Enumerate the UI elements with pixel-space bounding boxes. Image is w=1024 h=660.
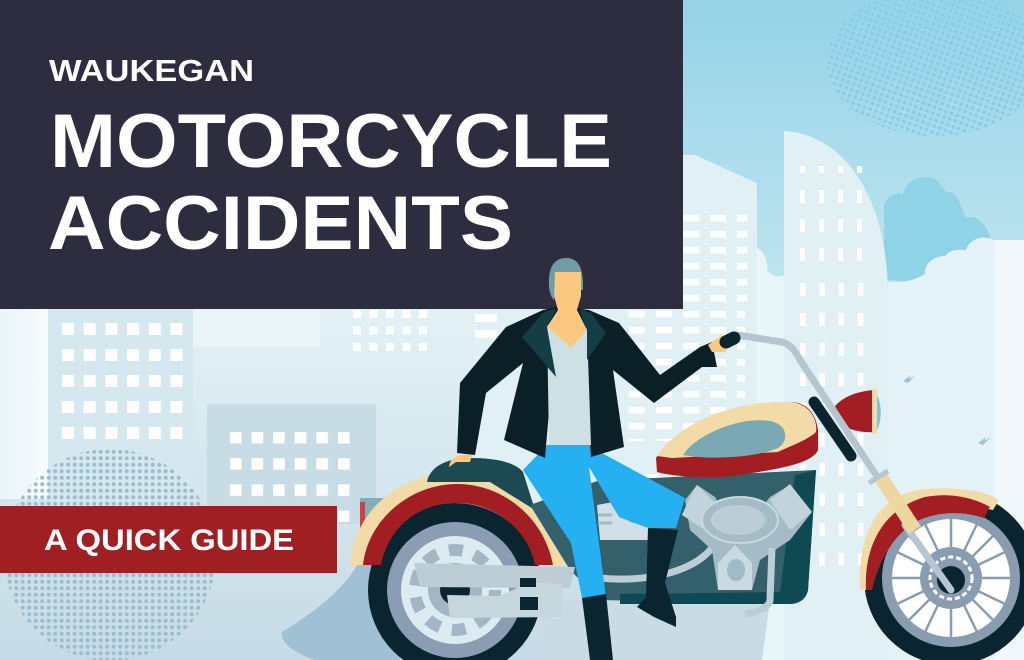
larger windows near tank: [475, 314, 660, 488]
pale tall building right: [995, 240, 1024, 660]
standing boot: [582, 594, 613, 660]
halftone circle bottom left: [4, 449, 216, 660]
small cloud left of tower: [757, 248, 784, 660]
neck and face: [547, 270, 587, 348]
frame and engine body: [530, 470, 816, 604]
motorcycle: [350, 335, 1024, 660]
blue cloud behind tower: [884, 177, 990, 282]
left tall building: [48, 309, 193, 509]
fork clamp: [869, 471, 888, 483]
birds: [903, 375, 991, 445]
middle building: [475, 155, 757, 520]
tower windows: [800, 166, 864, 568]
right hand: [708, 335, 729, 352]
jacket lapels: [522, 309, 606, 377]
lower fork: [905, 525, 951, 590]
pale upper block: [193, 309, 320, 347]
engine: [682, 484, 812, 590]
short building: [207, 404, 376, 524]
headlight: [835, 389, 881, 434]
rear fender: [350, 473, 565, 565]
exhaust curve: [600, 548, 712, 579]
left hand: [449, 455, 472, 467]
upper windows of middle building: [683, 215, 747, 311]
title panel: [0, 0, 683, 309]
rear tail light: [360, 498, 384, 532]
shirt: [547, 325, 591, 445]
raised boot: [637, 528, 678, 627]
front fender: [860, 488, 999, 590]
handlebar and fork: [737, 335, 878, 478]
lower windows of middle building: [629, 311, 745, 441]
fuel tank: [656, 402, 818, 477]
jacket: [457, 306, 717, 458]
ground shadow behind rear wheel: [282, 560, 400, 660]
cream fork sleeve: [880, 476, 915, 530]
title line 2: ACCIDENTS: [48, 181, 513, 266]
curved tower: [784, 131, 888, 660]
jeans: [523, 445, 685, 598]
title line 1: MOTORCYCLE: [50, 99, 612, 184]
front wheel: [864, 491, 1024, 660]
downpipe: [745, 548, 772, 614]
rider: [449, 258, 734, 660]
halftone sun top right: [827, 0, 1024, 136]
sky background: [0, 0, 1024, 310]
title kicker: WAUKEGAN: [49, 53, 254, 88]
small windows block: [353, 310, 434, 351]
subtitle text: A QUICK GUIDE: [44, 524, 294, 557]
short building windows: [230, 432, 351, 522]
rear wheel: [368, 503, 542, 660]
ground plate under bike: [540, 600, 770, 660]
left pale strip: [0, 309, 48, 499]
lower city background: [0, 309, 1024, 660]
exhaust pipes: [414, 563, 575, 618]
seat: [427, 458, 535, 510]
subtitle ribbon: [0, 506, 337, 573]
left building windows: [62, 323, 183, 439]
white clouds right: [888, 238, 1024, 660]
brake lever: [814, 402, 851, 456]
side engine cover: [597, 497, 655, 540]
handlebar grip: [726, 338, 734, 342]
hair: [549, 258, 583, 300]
• • • •
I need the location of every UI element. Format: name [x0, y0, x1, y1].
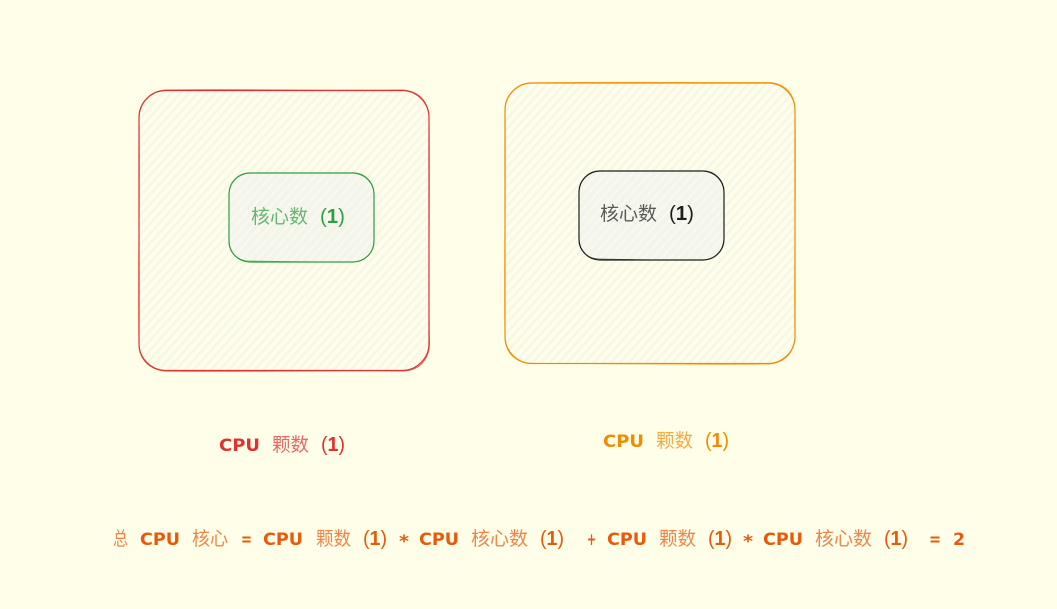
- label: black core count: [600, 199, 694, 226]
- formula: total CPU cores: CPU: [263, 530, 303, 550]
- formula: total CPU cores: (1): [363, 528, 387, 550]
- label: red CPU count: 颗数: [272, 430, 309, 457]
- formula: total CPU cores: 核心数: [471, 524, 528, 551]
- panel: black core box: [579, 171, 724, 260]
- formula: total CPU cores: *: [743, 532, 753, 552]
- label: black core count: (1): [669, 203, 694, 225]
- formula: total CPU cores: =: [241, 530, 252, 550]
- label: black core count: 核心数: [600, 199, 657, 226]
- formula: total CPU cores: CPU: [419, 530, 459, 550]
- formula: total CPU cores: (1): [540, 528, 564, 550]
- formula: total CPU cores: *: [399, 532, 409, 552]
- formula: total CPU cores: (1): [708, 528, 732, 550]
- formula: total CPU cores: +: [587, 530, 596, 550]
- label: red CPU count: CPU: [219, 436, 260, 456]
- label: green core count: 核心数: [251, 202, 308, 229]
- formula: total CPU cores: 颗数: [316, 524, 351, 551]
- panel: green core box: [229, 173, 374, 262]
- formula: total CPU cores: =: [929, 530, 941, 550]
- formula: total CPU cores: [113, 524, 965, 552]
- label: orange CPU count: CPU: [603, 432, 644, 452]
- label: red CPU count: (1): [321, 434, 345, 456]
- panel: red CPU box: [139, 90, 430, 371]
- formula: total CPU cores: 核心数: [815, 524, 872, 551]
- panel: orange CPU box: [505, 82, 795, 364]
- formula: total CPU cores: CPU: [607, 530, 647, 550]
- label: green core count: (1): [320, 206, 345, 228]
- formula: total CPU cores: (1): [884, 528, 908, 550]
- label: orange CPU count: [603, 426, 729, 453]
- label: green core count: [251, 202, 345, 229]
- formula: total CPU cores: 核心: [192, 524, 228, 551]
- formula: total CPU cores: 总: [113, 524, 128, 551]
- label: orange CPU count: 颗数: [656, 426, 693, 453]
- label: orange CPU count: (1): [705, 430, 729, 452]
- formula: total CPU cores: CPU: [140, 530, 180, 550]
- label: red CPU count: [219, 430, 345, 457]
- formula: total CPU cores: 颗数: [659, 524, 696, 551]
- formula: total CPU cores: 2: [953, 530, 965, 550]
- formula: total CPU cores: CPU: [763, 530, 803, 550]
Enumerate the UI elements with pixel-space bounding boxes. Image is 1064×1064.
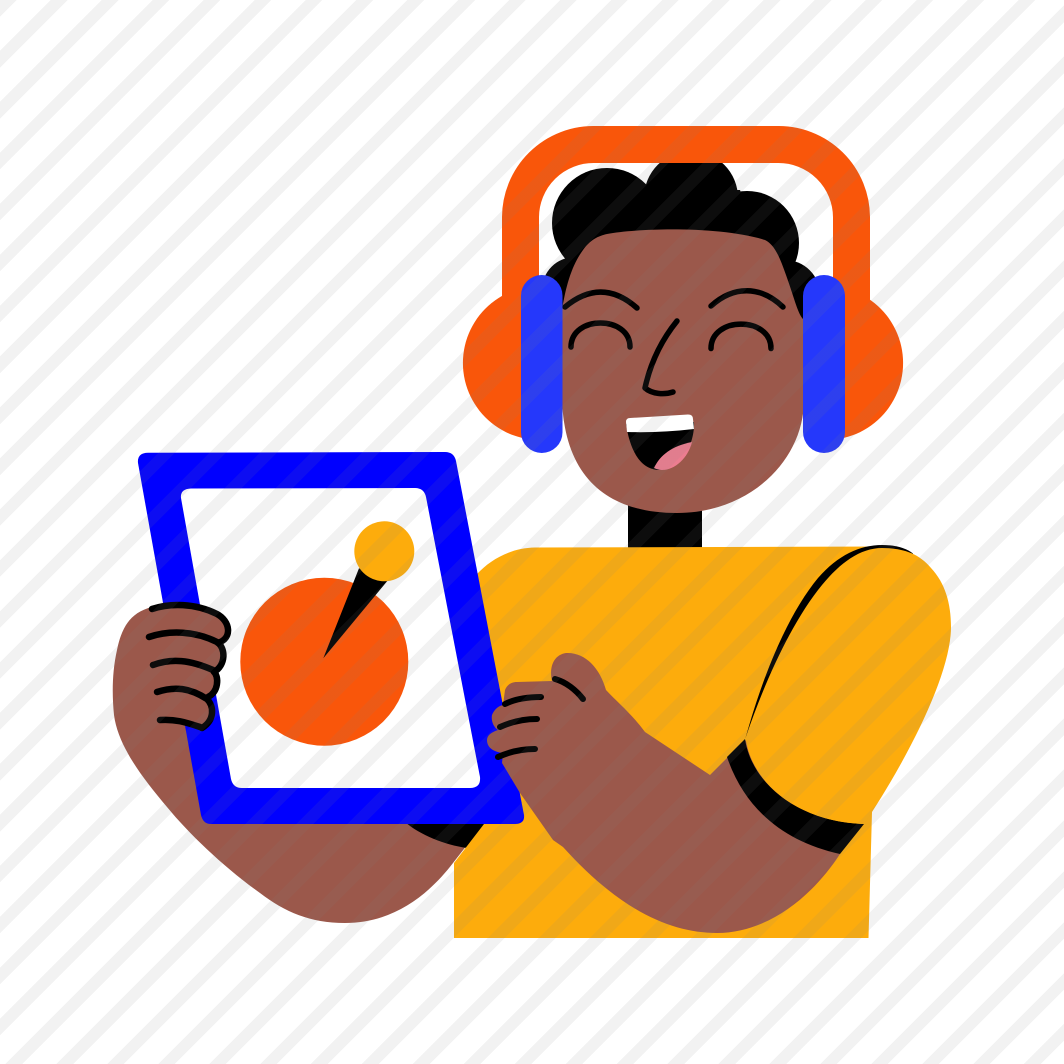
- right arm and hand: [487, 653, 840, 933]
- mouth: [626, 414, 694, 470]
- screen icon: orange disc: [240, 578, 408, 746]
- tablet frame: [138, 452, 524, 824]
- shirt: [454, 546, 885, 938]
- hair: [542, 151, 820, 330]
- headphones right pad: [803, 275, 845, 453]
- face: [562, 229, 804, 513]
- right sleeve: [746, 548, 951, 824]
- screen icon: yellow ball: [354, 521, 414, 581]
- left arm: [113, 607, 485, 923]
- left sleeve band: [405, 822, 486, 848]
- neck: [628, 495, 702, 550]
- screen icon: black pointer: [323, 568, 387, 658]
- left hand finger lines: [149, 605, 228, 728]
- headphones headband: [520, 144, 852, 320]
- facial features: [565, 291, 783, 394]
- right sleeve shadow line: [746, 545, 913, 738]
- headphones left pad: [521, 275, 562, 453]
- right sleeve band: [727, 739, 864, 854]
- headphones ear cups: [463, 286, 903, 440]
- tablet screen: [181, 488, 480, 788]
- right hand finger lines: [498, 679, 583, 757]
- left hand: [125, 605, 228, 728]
• • • •
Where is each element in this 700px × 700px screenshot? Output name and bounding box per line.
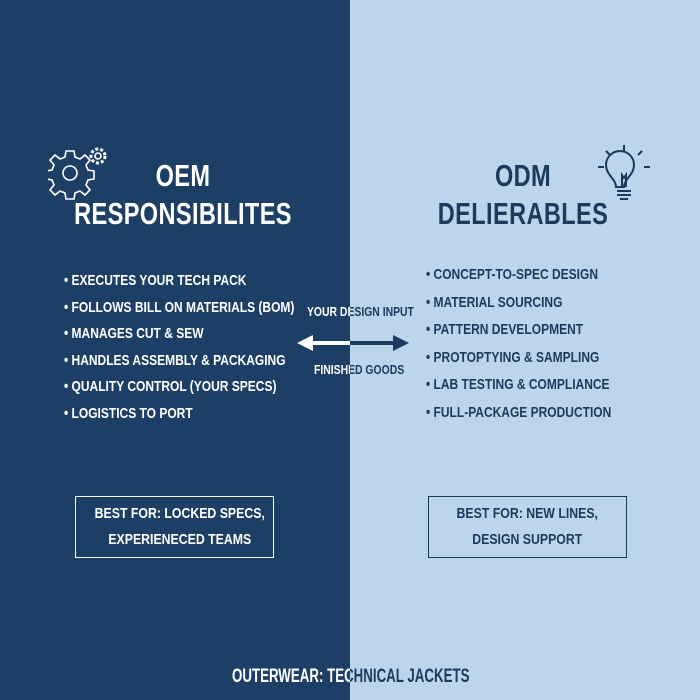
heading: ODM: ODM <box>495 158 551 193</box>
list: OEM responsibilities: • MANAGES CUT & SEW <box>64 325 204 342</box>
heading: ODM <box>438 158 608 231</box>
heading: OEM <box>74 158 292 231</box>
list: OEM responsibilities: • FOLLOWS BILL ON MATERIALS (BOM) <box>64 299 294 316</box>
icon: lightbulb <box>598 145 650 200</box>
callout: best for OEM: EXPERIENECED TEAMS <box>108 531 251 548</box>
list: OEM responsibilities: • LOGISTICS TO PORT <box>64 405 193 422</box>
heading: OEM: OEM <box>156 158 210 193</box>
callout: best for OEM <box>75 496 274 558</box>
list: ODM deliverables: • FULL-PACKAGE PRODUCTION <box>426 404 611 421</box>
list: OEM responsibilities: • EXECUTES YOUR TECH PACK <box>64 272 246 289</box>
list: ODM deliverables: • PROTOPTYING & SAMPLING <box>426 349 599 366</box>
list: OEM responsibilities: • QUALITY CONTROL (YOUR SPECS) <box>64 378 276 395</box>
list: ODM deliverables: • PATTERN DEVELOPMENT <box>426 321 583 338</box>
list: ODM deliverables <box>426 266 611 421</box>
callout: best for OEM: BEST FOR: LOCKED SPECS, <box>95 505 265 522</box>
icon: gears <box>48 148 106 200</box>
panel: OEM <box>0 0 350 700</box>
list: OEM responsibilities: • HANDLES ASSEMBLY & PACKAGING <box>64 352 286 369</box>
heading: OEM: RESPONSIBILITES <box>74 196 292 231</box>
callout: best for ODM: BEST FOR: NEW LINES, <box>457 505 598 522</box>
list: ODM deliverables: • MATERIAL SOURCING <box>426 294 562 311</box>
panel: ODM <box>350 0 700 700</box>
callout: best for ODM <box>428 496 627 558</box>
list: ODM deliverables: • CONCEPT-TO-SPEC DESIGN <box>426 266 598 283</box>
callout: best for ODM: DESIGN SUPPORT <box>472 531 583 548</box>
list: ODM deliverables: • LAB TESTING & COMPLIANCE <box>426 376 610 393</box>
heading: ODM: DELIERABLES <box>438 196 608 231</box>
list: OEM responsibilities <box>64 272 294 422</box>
• • • •
**Directive**
How many lines of the items above contain the string "tablet"? Reply with the number alone.

**Exercise result**
2